Turn the paragraph beginning "At the time of the 2011 Nepal census" in the Ghiring Rural Municipality text into a short bulleted list that keeps its main facts.

** Opening Supplied text block **

Administrative division in Gandaki, Nepal

Ghiring Rural Municipality (Ghiring Gaupalika) (घिरिङ्ग गाउँपालिका) is a Gaunpalika in Tanahaun District in Gandaki Province of Nepal. On 12 March 2017, the government of Nepal implemented a new local administrative structure, in which VDCs have been replaced with municipal and Village Councils. Ghiring is one of these 753 local units.

==Demographics==
At the time of the 2011 Nepal census, Ghiring Rural Municipality had a population of 19,318. Of these, 48.0% spoke Magar, 42.6% Nepali, 7.5% Newar, 1.3% Gurung, 0.2% Bhojpuri, 0.1% Doteli, 0.1% Kumhali, 0.1% Maithili and 0.2% other languages as their first language.

In terms of ethnicity/caste, 50.7% were Magar, 10.1% Kami, 9.7% Kumal, 8.2% Newar, 4.9% Hill Brahmin, 4.8% Sarki, 3.5% Chhetri, 3.5% Damai/Dholi, 1.4% Gurung, 0.8% Darai, 0.5% Badi, 0.5% Gharti/Bhujel, 0.3% Sanyasi/Dasnami, 0.3% Thakuri, 0.3% Yadav, 0.1% Sunuwar, 0.1% Tharu and 0.2% others.

In terms of religion, 92.7% were Hindu, 6.3% Buddhist, 0.6% Christian, 0.1% Muslim and 0.4% others.

In terms of literacy, 67.5% could read and write, 1.7% could only read and 30.6% could neither read nor write.

** Closing Supplied text block **
** Opening Record extracts block **

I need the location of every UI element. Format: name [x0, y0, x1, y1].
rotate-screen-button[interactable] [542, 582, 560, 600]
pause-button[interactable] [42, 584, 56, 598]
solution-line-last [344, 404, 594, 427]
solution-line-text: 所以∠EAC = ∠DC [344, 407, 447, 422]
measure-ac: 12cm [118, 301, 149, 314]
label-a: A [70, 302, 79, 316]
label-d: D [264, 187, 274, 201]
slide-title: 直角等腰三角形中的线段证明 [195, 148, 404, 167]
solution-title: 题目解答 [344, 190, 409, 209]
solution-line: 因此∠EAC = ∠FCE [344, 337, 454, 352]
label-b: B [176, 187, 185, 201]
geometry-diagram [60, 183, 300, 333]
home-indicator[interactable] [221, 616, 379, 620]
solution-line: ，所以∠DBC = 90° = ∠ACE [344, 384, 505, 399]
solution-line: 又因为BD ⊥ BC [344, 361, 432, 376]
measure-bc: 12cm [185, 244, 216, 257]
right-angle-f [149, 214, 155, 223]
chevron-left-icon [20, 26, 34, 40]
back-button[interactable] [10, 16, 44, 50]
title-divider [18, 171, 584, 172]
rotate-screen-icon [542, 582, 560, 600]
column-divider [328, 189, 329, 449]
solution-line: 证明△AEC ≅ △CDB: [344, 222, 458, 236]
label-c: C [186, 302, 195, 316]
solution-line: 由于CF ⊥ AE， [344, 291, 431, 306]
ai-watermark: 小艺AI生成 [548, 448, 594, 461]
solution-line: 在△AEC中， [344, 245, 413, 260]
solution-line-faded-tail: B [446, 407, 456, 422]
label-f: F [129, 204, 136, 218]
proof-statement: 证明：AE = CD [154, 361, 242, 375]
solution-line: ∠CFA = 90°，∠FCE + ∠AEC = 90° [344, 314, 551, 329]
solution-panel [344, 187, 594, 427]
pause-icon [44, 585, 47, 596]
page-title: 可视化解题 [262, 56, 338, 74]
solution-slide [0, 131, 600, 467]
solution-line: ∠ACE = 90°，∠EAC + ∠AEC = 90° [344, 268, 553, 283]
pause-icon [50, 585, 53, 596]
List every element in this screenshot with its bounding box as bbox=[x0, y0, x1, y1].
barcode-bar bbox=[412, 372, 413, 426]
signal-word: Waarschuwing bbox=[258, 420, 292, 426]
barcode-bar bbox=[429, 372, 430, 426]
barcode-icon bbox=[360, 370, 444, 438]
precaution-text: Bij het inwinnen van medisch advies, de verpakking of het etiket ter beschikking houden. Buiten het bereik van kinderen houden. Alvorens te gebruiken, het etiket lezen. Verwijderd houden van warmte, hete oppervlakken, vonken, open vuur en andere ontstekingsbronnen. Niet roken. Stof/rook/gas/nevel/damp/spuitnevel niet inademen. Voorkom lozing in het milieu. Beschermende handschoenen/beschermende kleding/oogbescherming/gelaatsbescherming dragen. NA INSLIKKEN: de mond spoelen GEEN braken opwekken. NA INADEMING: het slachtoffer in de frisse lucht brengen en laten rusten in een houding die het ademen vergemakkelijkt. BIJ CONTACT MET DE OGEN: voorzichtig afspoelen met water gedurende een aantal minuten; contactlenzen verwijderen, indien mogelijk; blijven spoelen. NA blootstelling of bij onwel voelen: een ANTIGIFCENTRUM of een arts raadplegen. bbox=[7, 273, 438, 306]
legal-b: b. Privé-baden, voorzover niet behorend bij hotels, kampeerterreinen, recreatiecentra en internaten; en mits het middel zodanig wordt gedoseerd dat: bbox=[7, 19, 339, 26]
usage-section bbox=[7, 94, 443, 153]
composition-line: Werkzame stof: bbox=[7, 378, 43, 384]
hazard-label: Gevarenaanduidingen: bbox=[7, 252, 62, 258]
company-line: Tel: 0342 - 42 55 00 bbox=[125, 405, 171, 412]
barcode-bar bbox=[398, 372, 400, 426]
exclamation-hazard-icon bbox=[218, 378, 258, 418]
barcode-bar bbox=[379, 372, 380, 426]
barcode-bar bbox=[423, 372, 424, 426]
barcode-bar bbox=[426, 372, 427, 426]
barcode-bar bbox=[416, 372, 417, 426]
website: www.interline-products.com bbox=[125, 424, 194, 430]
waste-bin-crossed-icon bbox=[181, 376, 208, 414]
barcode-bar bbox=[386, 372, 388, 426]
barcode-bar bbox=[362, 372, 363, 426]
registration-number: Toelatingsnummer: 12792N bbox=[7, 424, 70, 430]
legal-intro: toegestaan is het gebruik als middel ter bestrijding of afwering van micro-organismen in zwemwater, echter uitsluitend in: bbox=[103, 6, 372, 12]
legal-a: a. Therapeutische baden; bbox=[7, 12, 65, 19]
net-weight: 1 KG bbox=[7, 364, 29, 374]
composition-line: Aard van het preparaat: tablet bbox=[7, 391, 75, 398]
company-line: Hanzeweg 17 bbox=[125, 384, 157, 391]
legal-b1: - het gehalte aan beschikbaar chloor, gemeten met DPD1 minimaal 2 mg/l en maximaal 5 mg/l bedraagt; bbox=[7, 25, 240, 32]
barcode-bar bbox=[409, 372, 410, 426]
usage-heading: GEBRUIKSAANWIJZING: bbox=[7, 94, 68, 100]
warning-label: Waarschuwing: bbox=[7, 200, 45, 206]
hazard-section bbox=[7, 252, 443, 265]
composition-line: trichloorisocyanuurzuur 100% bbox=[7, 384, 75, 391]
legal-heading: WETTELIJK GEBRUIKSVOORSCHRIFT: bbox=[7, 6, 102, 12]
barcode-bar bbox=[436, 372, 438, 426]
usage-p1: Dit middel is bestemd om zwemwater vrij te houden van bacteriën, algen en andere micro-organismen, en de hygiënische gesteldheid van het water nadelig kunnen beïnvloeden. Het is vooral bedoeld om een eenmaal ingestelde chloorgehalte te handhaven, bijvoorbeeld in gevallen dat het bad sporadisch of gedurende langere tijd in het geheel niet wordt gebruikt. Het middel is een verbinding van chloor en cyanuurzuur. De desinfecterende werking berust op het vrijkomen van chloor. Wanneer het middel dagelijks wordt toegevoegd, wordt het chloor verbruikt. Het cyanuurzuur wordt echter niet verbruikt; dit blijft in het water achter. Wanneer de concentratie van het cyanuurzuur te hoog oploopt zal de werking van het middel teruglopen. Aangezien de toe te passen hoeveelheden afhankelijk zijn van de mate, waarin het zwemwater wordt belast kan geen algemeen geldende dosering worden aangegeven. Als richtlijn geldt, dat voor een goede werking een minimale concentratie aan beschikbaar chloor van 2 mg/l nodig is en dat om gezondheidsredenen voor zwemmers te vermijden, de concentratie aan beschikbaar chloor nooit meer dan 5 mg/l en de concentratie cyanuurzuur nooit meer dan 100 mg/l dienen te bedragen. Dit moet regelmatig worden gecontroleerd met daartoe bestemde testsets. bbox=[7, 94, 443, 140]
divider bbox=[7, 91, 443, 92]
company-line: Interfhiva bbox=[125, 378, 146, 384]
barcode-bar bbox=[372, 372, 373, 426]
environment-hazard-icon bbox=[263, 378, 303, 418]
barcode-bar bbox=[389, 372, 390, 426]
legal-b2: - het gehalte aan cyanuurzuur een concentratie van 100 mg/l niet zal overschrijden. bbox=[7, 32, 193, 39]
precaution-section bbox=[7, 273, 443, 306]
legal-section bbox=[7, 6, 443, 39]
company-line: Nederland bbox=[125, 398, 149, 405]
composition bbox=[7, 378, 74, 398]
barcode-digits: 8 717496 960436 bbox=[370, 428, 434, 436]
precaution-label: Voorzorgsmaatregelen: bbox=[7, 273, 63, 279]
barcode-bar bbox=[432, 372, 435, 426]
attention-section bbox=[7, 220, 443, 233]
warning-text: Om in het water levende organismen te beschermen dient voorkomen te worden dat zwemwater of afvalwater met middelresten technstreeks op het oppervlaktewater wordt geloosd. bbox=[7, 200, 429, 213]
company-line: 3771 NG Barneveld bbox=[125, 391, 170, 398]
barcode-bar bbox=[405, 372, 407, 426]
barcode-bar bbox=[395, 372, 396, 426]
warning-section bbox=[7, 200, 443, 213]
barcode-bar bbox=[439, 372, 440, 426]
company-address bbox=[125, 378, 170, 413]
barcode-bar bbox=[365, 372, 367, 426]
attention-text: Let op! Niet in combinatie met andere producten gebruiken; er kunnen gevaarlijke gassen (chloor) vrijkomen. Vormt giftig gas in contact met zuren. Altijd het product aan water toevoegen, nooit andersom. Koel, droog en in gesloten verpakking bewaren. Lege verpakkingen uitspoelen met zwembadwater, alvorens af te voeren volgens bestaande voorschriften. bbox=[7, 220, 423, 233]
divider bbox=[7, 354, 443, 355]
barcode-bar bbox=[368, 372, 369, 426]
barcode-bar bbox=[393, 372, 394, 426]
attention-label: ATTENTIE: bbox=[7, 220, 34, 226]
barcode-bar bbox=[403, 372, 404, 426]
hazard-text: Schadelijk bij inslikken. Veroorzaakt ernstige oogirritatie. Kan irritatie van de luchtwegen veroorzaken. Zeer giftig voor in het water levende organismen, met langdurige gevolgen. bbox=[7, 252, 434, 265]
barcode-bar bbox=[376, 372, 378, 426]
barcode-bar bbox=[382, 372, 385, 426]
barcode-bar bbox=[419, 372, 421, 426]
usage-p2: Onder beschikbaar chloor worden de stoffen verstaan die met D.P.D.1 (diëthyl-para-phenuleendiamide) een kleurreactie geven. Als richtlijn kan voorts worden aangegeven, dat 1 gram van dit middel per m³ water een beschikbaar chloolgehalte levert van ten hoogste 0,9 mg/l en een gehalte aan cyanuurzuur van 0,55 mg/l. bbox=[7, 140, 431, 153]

** Closing Record extracts block **

Finished task »
- 2011 census population: 19,318
- Main first languages: Magar 48.0%, Nepali 42.6%, Newar 7.5%, Gurung 1.3%
- Bhojpuri, Doteli, Kumhali, Maithili and other languages: 0.2% or less each